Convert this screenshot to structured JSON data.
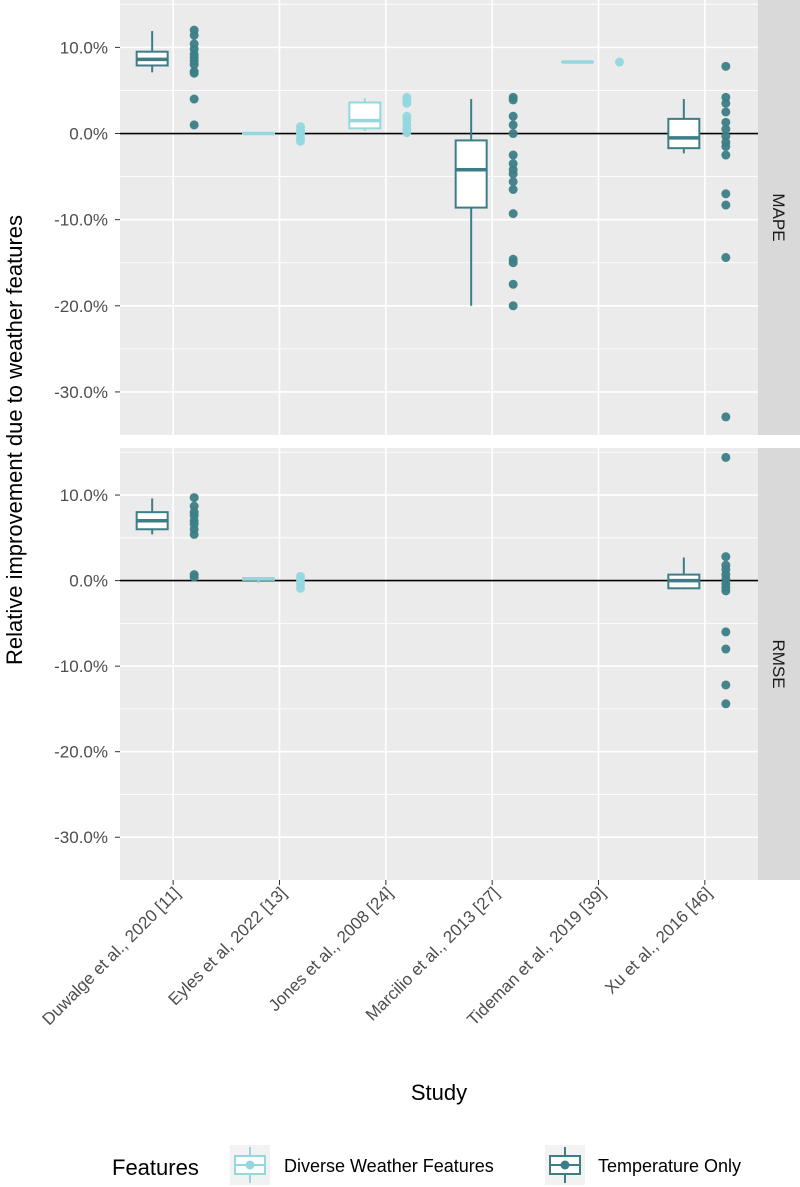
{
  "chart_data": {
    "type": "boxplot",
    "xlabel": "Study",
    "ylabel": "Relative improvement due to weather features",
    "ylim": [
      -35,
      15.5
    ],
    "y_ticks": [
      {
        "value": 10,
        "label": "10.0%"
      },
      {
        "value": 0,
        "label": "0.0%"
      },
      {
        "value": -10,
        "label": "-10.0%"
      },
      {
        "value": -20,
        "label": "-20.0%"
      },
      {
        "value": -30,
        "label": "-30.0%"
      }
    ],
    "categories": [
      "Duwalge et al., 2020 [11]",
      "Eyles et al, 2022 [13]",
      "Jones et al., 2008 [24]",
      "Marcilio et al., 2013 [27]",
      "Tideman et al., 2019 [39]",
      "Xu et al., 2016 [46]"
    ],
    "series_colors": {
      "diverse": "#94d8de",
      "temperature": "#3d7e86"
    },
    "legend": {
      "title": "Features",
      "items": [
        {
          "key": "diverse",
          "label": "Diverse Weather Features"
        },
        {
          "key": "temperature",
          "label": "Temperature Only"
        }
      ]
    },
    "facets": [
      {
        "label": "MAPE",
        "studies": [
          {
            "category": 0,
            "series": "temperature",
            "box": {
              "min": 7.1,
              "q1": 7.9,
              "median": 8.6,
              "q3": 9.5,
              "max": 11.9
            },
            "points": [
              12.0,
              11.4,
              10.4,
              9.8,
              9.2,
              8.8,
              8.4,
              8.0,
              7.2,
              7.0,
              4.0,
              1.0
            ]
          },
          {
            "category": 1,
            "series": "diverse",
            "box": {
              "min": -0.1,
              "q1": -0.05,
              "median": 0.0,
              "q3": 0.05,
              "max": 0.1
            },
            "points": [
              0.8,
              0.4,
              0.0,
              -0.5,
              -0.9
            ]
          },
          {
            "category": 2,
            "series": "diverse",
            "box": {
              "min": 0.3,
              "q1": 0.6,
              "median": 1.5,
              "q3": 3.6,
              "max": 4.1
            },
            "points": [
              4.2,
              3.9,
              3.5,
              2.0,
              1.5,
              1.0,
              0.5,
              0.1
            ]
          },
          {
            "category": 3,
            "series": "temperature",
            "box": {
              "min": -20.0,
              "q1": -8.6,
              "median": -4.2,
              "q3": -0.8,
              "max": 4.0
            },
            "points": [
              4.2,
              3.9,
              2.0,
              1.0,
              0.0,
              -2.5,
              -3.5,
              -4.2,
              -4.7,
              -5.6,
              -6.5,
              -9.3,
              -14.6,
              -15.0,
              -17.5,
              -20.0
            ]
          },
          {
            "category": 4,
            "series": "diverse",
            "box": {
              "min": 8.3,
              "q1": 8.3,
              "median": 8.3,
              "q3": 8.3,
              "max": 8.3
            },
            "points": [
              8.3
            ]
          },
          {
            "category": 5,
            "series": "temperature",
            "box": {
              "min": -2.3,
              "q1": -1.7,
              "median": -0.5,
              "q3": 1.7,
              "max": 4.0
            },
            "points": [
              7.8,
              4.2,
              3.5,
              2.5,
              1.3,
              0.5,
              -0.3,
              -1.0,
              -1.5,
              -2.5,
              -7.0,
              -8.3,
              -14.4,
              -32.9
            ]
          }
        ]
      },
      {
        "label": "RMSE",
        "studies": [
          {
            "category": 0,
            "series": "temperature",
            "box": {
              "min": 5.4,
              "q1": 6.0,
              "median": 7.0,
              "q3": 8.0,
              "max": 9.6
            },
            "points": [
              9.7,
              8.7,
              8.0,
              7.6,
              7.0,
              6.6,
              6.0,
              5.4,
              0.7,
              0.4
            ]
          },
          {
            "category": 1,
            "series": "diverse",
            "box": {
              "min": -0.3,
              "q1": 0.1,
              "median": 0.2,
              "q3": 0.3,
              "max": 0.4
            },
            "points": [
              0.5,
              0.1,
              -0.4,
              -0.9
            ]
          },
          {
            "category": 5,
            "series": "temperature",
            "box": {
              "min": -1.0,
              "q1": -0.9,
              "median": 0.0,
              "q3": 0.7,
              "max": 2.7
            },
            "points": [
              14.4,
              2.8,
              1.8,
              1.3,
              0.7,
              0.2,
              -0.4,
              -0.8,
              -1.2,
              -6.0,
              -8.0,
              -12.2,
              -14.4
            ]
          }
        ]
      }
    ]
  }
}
◇ ◇ ◇ ◇ ◇ ◇ ◇
■ What you are asked to do
List every line from the entries above in which "value" appears.

■ Final result
        "value": 10,
        "value": 0,
        "value": -10,
        "value": -20,
        "value": -30,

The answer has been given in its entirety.